— BEGIN Data —
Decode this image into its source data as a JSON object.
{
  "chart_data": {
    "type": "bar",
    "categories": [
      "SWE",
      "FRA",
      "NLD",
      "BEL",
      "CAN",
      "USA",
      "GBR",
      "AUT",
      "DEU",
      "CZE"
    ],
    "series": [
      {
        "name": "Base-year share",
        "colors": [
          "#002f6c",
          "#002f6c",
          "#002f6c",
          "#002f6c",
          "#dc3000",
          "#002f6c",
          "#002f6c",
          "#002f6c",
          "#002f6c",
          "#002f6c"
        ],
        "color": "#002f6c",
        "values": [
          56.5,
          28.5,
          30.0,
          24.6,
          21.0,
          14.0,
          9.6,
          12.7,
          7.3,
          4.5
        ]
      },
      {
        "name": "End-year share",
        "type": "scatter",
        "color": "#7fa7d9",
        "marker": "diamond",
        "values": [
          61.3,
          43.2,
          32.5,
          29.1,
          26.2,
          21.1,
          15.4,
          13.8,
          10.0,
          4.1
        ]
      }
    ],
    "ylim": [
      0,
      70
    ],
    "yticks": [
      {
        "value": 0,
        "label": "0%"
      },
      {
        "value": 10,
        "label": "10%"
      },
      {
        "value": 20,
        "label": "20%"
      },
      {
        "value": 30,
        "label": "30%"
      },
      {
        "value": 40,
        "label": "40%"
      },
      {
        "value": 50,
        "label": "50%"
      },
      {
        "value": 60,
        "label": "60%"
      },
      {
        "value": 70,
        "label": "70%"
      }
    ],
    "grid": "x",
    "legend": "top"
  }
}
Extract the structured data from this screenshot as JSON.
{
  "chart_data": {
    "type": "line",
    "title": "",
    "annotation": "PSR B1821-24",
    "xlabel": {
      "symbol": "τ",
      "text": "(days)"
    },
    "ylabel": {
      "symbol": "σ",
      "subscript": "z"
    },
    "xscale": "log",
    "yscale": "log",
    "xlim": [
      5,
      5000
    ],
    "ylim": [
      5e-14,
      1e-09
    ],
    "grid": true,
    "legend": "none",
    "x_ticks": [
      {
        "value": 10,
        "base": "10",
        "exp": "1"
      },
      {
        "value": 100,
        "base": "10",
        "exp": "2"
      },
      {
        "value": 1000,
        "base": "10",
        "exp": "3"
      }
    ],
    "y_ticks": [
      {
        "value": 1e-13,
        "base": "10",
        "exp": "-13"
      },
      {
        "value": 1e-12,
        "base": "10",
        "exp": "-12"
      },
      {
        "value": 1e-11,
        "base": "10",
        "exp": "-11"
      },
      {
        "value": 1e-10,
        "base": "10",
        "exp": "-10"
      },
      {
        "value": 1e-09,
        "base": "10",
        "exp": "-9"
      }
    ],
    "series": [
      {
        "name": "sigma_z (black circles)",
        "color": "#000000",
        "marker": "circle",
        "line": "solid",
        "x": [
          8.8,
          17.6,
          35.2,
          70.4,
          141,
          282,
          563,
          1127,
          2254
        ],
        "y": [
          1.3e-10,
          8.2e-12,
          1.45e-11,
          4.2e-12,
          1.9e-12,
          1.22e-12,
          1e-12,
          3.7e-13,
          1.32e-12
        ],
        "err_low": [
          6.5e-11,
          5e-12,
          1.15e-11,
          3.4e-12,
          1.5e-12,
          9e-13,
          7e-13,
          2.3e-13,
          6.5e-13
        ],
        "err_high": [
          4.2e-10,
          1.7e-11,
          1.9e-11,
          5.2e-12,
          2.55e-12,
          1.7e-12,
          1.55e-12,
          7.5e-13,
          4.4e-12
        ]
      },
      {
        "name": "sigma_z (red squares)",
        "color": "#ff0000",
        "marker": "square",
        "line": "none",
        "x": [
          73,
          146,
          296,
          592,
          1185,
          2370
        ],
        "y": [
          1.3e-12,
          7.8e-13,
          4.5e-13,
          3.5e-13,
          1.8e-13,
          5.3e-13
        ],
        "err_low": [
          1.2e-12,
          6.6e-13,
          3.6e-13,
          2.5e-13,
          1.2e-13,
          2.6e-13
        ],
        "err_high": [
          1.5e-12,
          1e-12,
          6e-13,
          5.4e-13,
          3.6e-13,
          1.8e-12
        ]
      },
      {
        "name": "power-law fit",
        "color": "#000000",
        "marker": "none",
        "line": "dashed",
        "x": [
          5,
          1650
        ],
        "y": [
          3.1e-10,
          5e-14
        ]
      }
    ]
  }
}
— END Data —
■ Exercise details:
Please return the data above exactly as given.

■ Result:
Decode this image into its source data as a JSON object.
{
  "chart_data": {
    "type": "bar",
    "categories": [
      "SWE",
      "FRA",
      "NLD",
      "BEL",
      "CAN",
      "USA",
      "GBR",
      "AUT",
      "DEU",
      "CZE"
    ],
    "series": [
      {
        "name": "Base-year share",
        "colors": [
          "#002f6c",
          "#002f6c",
          "#002f6c",
          "#002f6c",
          "#dc3000",
          "#002f6c",
          "#002f6c",
          "#002f6c",
          "#002f6c",
          "#002f6c"
        ],
        "color": "#002f6c",
        "values": [
          56.5,
          28.5,
          30.0,
          24.6,
          21.0,
          14.0,
          9.6,
          12.7,
          7.3,
          4.5
        ]
      },
      {
        "name": "End-year share",
        "type": "scatter",
        "color": "#7fa7d9",
        "marker": "diamond",
        "values": [
          61.3,
          43.2,
          32.5,
          29.1,
          26.2,
          21.1,
          15.4,
          13.8,
          10.0,
          4.1
        ]
      }
    ],
    "ylim": [
      0,
      70
    ],
    "yticks": [
      {
        "value": 0,
        "label": "0%"
      },
      {
        "value": 10,
        "label": "10%"
      },
      {
        "value": 20,
        "label": "20%"
      },
      {
        "value": 30,
        "label": "30%"
      },
      {
        "value": 40,
        "label": "40%"
      },
      {
        "value": 50,
        "label": "50%"
      },
      {
        "value": 60,
        "label": "60%"
      },
      {
        "value": 70,
        "label": "70%"
      }
    ],
    "grid": "x",
    "legend": "top"
  }
}
Extract the structured data from this screenshot as JSON.
{
  "chart_data": {
    "type": "line",
    "title": "",
    "annotation": "PSR B1821-24",
    "xlabel": {
      "symbol": "τ",
      "text": "(days)"
    },
    "ylabel": {
      "symbol": "σ",
      "subscript": "z"
    },
    "xscale": "log",
    "yscale": "log",
    "xlim": [
      5,
      5000
    ],
    "ylim": [
      5e-14,
      1e-09
    ],
    "grid": true,
    "legend": "none",
    "x_ticks": [
      {
        "value": 10,
        "base": "10",
        "exp": "1"
      },
      {
        "value": 100,
        "base": "10",
        "exp": "2"
      },
      {
        "value": 1000,
        "base": "10",
        "exp": "3"
      }
    ],
    "y_ticks": [
      {
        "value": 1e-13,
        "base": "10",
        "exp": "-13"
      },
      {
        "value": 1e-12,
        "base": "10",
        "exp": "-12"
      },
      {
        "value": 1e-11,
        "base": "10",
        "exp": "-11"
      },
      {
        "value": 1e-10,
        "base": "10",
        "exp": "-10"
      },
      {
        "value": 1e-09,
        "base": "10",
        "exp": "-9"
      }
    ],
    "series": [
      {
        "name": "sigma_z (black circles)",
        "color": "#000000",
        "marker": "circle",
        "line": "solid",
        "x": [
          8.8,
          17.6,
          35.2,
          70.4,
          141,
          282,
          563,
          1127,
          2254
        ],
        "y": [
          1.3e-10,
          8.2e-12,
          1.45e-11,
          4.2e-12,
          1.9e-12,
          1.22e-12,
          1e-12,
          3.7e-13,
          1.32e-12
        ],
        "err_low": [
          6.5e-11,
          5e-12,
          1.15e-11,
          3.4e-12,
          1.5e-12,
          9e-13,
          7e-13,
          2.3e-13,
          6.5e-13
        ],
        "err_high": [
          4.2e-10,
          1.7e-11,
          1.9e-11,
          5.2e-12,
          2.55e-12,
          1.7e-12,
          1.55e-12,
          7.5e-13,
          4.4e-12
        ]
      },
      {
        "name": "sigma_z (red squares)",
        "color": "#ff0000",
        "marker": "square",
        "line": "none",
        "x": [
          73,
          146,
          296,
          592,
          1185,
          2370
        ],
        "y": [
          1.3e-12,
          7.8e-13,
          4.5e-13,
          3.5e-13,
          1.8e-13,
          5.3e-13
        ],
        "err_low": [
          1.2e-12,
          6.6e-13,
          3.6e-13,
          2.5e-13,
          1.2e-13,
          2.6e-13
        ],
        "err_high": [
          1.5e-12,
          1e-12,
          6e-13,
          5.4e-13,
          3.6e-13,
          1.8e-12
        ]
      },
      {
        "name": "power-law fit",
        "color": "#000000",
        "marker": "none",
        "line": "dashed",
        "x": [
          5,
          1650
        ],
        "y": [
          3.1e-10,
          5e-14
        ]
      }
    ]
  }
}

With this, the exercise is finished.